Work instructions — From the entries that follow, extract each line holding the string "Adams".

Given data —
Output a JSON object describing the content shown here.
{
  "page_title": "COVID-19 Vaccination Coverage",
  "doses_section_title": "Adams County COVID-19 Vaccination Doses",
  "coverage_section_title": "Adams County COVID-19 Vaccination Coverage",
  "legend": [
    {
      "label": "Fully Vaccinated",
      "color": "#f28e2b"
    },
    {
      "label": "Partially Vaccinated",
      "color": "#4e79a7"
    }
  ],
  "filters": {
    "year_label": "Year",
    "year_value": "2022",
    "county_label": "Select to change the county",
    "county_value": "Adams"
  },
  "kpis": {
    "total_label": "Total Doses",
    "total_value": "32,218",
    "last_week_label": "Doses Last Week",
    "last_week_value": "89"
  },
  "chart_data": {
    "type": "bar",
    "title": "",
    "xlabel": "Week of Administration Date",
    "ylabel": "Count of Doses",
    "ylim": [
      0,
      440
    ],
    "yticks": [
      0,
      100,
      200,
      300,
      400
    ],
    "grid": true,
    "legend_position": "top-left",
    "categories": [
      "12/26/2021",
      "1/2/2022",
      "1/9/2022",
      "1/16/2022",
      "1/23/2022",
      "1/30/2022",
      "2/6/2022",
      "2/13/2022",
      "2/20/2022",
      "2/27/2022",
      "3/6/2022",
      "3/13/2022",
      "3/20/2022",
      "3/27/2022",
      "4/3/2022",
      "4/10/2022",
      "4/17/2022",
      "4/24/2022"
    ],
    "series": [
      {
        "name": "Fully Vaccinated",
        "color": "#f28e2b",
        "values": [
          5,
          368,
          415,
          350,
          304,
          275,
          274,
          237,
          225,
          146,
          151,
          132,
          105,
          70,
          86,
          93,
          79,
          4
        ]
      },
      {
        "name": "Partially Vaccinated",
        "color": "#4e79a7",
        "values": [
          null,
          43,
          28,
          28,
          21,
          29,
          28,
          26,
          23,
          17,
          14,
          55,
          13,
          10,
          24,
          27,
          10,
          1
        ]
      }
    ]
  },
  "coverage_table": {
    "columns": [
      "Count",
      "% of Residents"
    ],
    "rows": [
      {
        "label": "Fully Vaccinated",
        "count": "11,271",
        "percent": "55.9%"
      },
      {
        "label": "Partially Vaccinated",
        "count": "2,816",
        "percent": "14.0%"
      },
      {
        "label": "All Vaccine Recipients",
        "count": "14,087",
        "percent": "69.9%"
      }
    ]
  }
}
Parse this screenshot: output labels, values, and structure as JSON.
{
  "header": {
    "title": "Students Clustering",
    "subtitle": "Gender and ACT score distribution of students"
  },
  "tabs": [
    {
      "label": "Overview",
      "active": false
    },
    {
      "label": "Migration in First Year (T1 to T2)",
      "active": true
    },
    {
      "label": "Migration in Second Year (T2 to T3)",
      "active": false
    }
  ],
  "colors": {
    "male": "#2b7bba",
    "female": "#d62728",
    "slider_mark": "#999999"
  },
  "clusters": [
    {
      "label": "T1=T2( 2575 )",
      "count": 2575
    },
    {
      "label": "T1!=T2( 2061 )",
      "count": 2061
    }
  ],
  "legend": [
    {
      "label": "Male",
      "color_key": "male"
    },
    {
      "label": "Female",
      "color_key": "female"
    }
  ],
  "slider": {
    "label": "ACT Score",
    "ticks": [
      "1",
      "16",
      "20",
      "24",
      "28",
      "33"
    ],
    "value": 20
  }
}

Solution to this problem —
  "doses_section_title": "Adams County COVID-19 Vaccination Doses",
  "coverage_section_title": "Adams County COVID-19 Vaccination Coverage",
    "county_value": "Adams"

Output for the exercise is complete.